> [How to complete this task]:
Nothing but an exact copy of the data should be output.

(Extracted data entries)
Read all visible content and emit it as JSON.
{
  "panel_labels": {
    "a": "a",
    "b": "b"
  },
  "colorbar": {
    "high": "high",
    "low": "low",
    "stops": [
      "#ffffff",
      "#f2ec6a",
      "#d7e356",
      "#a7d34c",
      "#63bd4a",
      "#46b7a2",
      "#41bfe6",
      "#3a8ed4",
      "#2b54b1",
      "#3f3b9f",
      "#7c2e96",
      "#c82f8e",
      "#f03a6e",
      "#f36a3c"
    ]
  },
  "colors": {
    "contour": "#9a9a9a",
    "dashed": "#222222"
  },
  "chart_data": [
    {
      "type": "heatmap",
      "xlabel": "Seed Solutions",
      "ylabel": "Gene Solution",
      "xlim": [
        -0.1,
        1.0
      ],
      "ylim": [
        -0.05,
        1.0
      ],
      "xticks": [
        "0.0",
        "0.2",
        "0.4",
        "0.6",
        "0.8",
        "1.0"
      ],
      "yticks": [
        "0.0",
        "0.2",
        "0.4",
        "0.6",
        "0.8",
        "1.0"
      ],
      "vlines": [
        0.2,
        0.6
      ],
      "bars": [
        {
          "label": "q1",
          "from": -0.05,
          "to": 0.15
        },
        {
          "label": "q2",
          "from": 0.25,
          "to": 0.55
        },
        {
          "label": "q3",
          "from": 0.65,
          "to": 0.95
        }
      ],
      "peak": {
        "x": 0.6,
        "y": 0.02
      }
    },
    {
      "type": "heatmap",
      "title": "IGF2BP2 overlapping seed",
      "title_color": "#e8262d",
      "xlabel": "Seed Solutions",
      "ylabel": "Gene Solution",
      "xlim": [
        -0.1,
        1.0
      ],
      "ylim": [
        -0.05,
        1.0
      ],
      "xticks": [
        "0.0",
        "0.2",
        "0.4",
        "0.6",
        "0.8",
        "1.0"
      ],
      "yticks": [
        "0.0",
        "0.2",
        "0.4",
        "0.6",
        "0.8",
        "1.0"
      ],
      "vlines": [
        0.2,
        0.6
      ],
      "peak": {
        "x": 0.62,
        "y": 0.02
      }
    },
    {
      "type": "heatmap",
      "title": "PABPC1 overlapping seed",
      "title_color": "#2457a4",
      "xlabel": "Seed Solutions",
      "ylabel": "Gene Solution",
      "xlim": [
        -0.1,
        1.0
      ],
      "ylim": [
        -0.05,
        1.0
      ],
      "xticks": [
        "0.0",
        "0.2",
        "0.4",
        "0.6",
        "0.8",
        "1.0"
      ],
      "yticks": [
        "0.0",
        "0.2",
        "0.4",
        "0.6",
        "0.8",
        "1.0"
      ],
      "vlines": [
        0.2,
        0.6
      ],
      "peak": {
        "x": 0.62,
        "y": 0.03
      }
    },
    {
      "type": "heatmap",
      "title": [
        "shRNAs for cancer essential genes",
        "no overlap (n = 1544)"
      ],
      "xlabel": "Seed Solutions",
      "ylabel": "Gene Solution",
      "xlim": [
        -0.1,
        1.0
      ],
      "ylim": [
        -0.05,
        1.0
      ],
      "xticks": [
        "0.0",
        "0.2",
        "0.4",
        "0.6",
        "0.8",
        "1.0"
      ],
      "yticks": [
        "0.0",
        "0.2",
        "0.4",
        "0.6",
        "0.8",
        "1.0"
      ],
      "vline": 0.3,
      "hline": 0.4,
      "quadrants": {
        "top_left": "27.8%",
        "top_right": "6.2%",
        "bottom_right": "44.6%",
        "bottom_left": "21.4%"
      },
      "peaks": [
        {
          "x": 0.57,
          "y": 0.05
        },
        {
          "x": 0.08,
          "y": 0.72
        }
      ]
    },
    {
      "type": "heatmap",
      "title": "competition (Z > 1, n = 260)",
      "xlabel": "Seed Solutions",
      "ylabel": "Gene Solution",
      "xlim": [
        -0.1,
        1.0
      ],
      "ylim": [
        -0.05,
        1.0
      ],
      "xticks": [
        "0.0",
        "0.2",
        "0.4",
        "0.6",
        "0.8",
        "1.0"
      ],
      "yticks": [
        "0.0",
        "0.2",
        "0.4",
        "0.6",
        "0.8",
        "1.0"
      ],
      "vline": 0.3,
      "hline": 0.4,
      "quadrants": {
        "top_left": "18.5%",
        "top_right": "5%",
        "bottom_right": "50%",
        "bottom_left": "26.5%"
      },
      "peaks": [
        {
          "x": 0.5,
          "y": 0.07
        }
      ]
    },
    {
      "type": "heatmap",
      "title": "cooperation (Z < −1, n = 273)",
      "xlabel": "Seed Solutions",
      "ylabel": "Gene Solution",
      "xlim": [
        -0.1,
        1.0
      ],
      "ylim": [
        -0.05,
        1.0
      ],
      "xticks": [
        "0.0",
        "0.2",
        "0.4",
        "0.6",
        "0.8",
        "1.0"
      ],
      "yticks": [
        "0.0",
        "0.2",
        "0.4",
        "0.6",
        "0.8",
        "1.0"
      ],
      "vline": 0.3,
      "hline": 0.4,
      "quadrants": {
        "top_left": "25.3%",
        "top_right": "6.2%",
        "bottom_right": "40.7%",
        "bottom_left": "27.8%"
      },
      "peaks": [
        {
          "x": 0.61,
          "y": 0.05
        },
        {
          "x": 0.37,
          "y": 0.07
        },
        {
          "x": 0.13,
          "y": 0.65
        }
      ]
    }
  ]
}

> [Completed exercise]:
Read all visible content and emit it as JSON.
{
  "panel_labels": {
    "a": "a",
    "b": "b"
  },
  "colorbar": {
    "high": "high",
    "low": "low",
    "stops": [
      "#ffffff",
      "#f2ec6a",
      "#d7e356",
      "#a7d34c",
      "#63bd4a",
      "#46b7a2",
      "#41bfe6",
      "#3a8ed4",
      "#2b54b1",
      "#3f3b9f",
      "#7c2e96",
      "#c82f8e",
      "#f03a6e",
      "#f36a3c"
    ]
  },
  "colors": {
    "contour": "#9a9a9a",
    "dashed": "#222222"
  },
  "chart_data": [
    {
      "type": "heatmap",
      "xlabel": "Seed Solutions",
      "ylabel": "Gene Solution",
      "xlim": [
        -0.1,
        1.0
      ],
      "ylim": [
        -0.05,
        1.0
      ],
      "xticks": [
        "0.0",
        "0.2",
        "0.4",
        "0.6",
        "0.8",
        "1.0"
      ],
      "yticks": [
        "0.0",
        "0.2",
        "0.4",
        "0.6",
        "0.8",
        "1.0"
      ],
      "vlines": [
        0.2,
        0.6
      ],
      "bars": [
        {
          "label": "q1",
          "from": -0.05,
          "to": 0.15
        },
        {
          "label": "q2",
          "from": 0.25,
          "to": 0.55
        },
        {
          "label": "q3",
          "from": 0.65,
          "to": 0.95
        }
      ],
      "peak": {
        "x": 0.6,
        "y": 0.02
      }
    },
    {
      "type": "heatmap",
      "title": "IGF2BP2 overlapping seed",
      "title_color": "#e8262d",
      "xlabel": "Seed Solutions",
      "ylabel": "Gene Solution",
      "xlim": [
        -0.1,
        1.0
      ],
      "ylim": [
        -0.05,
        1.0
      ],
      "xticks": [
        "0.0",
        "0.2",
        "0.4",
        "0.6",
        "0.8",
        "1.0"
      ],
      "yticks": [
        "0.0",
        "0.2",
        "0.4",
        "0.6",
        "0.8",
        "1.0"
      ],
      "vlines": [
        0.2,
        0.6
      ],
      "peak": {
        "x": 0.62,
        "y": 0.02
      }
    },
    {
      "type": "heatmap",
      "title": "PABPC1 overlapping seed",
      "title_color": "#2457a4",
      "xlabel": "Seed Solutions",
      "ylabel": "Gene Solution",
      "xlim": [
        -0.1,
        1.0
      ],
      "ylim": [
        -0.05,
        1.0
      ],
      "xticks": [
        "0.0",
        "0.2",
        "0.4",
        "0.6",
        "0.8",
        "1.0"
      ],
      "yticks": [
        "0.0",
        "0.2",
        "0.4",
        "0.6",
        "0.8",
        "1.0"
      ],
      "vlines": [
        0.2,
        0.6
      ],
      "peak": {
        "x": 0.62,
        "y": 0.03
      }
    },
    {
      "type": "heatmap",
      "title": [
        "shRNAs for cancer essential genes",
        "no overlap (n = 1544)"
      ],
      "xlabel": "Seed Solutions",
      "ylabel": "Gene Solution",
      "xlim": [
        -0.1,
        1.0
      ],
      "ylim": [
        -0.05,
        1.0
      ],
      "xticks": [
        "0.0",
        "0.2",
        "0.4",
        "0.6",
        "0.8",
        "1.0"
      ],
      "yticks": [
        "0.0",
        "0.2",
        "0.4",
        "0.6",
        "0.8",
        "1.0"
      ],
      "vline": 0.3,
      "hline": 0.4,
      "quadrants": {
        "top_left": "27.8%",
        "top_right": "6.2%",
        "bottom_right": "44.6%",
        "bottom_left": "21.4%"
      },
      "peaks": [
        {
          "x": 0.57,
          "y": 0.05
        },
        {
          "x": 0.08,
          "y": 0.72
        }
      ]
    },
    {
      "type": "heatmap",
      "title": "competition (Z > 1, n = 260)",
      "xlabel": "Seed Solutions",
      "ylabel": "Gene Solution",
      "xlim": [
        -0.1,
        1.0
      ],
      "ylim": [
        -0.05,
        1.0
      ],
      "xticks": [
        "0.0",
        "0.2",
        "0.4",
        "0.6",
        "0.8",
        "1.0"
      ],
      "yticks": [
        "0.0",
        "0.2",
        "0.4",
        "0.6",
        "0.8",
        "1.0"
      ],
      "vline": 0.3,
      "hline": 0.4,
      "quadrants": {
        "top_left": "18.5%",
        "top_right": "5%",
        "bottom_right": "50%",
        "bottom_left": "26.5%"
      },
      "peaks": [
        {
          "x": 0.5,
          "y": 0.07
        }
      ]
    },
    {
      "type": "heatmap",
      "title": "cooperation (Z < −1, n = 273)",
      "xlabel": "Seed Solutions",
      "ylabel": "Gene Solution",
      "xlim": [
        -0.1,
        1.0
      ],
      "ylim": [
        -0.05,
        1.0
      ],
      "xticks": [
        "0.0",
        "0.2",
        "0.4",
        "0.6",
        "0.8",
        "1.0"
      ],
      "yticks": [
        "0.0",
        "0.2",
        "0.4",
        "0.6",
        "0.8",
        "1.0"
      ],
      "vline": 0.3,
      "hline": 0.4,
      "quadrants": {
        "top_left": "25.3%",
        "top_right": "6.2%",
        "bottom_right": "40.7%",
        "bottom_left": "27.8%"
      },
      "peaks": [
        {
          "x": 0.61,
          "y": 0.05
        },
        {
          "x": 0.37,
          "y": 0.07
        },
        {
          "x": 0.13,
          "y": 0.65
        }
      ]
    }
  ]
}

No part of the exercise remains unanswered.